Records contained in a dataset:
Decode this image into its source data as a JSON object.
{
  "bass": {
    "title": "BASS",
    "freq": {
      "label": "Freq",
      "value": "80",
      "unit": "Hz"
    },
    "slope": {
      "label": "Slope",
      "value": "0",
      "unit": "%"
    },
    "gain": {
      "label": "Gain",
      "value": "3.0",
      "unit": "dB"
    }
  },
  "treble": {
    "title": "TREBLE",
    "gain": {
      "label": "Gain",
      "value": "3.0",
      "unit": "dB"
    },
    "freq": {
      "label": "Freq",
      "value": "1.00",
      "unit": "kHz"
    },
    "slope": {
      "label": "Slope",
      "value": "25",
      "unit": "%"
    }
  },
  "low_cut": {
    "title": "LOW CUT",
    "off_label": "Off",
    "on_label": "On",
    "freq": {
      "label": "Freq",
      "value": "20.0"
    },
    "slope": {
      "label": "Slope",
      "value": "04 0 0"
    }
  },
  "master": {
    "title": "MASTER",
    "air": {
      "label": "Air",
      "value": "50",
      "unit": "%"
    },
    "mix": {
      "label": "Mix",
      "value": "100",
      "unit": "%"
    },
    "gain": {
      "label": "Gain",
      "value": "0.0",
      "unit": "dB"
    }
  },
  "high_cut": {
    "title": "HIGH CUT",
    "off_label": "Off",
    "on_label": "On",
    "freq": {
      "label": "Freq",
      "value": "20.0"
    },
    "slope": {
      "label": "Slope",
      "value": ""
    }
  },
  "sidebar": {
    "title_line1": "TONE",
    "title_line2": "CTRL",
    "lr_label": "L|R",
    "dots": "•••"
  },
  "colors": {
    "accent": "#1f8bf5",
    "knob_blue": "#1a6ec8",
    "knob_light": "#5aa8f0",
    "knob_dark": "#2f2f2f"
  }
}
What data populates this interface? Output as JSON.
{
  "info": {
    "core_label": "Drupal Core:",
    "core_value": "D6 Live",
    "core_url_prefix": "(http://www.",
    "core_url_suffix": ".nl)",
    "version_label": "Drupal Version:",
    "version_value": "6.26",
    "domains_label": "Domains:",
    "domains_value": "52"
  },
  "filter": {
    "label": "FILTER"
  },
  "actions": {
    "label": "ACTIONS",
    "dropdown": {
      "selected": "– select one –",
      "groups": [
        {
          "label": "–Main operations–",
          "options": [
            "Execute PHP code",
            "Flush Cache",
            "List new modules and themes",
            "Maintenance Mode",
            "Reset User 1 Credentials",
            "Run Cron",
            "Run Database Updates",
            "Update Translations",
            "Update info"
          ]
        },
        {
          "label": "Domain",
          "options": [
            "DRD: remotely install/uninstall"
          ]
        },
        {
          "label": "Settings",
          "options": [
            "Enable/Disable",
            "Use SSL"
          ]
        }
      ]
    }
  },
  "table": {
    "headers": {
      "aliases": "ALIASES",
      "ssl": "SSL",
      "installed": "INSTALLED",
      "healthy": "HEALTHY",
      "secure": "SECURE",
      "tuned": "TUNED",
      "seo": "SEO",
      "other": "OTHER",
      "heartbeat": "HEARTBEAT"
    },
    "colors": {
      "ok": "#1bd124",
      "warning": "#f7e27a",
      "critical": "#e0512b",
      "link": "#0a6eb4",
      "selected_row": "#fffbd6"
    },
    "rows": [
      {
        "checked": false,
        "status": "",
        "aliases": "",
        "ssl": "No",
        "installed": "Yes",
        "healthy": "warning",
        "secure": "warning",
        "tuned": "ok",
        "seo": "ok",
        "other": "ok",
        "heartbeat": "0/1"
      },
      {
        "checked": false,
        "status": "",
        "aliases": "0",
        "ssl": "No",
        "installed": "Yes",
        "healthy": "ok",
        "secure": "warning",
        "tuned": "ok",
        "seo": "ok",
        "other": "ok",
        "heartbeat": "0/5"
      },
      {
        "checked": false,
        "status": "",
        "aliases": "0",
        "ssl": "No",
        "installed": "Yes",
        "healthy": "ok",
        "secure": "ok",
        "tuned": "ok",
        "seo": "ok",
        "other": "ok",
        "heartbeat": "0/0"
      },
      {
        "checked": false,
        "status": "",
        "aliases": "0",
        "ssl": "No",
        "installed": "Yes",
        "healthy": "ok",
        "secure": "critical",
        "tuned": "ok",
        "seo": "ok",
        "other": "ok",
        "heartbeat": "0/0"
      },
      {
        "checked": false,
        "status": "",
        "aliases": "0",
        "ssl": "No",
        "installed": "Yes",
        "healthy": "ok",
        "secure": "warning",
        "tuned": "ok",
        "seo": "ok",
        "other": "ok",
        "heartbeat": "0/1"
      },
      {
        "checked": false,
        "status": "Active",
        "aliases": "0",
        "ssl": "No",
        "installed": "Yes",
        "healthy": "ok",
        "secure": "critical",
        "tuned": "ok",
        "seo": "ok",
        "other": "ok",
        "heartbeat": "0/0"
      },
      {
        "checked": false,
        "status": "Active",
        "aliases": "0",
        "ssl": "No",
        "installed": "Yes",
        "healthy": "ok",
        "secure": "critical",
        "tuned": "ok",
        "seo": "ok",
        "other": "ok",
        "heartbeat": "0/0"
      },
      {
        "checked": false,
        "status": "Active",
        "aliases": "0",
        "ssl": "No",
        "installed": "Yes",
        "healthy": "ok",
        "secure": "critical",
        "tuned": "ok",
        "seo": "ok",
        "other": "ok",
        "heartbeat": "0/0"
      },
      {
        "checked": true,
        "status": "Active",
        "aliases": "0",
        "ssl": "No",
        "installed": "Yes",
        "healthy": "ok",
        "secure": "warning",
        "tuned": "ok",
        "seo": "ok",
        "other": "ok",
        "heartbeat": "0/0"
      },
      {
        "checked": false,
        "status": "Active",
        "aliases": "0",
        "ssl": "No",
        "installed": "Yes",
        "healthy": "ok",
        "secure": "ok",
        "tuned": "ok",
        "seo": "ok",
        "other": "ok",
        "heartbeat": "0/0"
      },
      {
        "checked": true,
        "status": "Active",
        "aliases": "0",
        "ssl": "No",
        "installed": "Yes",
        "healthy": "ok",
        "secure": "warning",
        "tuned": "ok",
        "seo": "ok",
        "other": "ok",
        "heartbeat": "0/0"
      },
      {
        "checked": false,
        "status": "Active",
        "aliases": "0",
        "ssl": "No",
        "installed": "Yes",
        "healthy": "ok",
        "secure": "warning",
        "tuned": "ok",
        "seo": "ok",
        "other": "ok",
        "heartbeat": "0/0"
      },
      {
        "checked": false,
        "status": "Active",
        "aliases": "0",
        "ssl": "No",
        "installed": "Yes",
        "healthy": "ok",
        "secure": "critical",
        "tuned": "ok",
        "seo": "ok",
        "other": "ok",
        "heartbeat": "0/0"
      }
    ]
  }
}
...
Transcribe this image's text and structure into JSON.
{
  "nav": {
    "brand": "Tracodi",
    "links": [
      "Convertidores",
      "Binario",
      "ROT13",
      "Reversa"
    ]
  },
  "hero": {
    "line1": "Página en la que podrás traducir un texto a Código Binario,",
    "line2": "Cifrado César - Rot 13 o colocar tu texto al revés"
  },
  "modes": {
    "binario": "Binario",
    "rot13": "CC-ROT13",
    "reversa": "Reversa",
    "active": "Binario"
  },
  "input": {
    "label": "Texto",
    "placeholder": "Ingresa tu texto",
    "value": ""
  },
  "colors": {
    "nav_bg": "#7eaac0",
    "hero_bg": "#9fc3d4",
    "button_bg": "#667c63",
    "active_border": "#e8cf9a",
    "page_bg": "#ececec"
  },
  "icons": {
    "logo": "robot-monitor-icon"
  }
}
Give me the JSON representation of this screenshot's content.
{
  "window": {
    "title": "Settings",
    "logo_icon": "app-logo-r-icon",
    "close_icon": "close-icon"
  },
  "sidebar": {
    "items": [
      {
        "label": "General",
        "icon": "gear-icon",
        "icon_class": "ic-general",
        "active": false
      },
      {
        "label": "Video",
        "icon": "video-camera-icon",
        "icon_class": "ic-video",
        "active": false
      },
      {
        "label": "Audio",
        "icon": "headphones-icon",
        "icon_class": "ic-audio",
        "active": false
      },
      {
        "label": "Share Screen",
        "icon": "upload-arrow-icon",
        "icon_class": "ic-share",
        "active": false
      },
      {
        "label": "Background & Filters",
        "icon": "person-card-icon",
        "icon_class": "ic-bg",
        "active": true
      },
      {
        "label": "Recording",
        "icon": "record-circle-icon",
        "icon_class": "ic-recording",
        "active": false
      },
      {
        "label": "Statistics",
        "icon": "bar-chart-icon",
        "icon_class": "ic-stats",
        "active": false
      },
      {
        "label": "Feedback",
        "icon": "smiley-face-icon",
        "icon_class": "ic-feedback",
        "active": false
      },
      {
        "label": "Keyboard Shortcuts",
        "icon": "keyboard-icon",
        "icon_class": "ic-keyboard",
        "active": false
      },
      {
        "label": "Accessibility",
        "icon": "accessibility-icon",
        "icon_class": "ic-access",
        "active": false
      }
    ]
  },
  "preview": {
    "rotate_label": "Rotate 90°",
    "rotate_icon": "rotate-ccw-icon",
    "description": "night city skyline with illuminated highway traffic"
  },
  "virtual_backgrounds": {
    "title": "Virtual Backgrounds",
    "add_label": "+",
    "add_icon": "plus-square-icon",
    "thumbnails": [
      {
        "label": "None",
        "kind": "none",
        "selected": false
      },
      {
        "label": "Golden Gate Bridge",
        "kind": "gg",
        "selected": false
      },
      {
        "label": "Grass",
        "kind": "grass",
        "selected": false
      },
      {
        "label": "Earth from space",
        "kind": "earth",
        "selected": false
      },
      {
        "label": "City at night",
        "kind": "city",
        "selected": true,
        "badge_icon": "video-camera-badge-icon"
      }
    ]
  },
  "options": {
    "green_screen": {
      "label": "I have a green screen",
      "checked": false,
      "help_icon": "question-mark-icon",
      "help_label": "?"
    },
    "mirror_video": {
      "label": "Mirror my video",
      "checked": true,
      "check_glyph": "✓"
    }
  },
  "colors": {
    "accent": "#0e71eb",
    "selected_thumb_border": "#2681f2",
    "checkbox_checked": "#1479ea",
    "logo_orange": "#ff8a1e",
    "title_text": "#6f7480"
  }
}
---
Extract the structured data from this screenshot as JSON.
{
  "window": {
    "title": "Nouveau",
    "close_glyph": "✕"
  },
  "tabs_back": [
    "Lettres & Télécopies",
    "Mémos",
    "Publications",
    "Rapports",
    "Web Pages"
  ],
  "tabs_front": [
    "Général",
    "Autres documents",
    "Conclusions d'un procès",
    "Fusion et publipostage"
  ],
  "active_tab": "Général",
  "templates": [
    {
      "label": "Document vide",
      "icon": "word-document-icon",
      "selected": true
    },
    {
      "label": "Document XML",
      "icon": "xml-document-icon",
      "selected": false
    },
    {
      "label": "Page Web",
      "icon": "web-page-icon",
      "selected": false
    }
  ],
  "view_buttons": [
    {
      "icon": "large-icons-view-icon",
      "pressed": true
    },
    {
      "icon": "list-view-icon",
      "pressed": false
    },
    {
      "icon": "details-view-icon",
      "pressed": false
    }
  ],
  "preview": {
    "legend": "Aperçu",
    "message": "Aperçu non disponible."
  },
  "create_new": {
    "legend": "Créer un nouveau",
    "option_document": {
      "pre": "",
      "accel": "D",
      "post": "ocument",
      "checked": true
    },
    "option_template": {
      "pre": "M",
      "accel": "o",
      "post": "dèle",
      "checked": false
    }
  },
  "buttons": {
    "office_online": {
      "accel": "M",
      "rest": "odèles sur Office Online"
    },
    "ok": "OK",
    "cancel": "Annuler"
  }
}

→ Stated problem
Find each line holding the string "JSON" and copy it out.

→ Output for this task
Decode this image into its source data as a JSON object.
What data populates this interface? Output as JSON.
Transcribe this image's text and structure into JSON.
Give me the JSON representation of this screenshot's content.
Extract the structured data from this screenshot as JSON.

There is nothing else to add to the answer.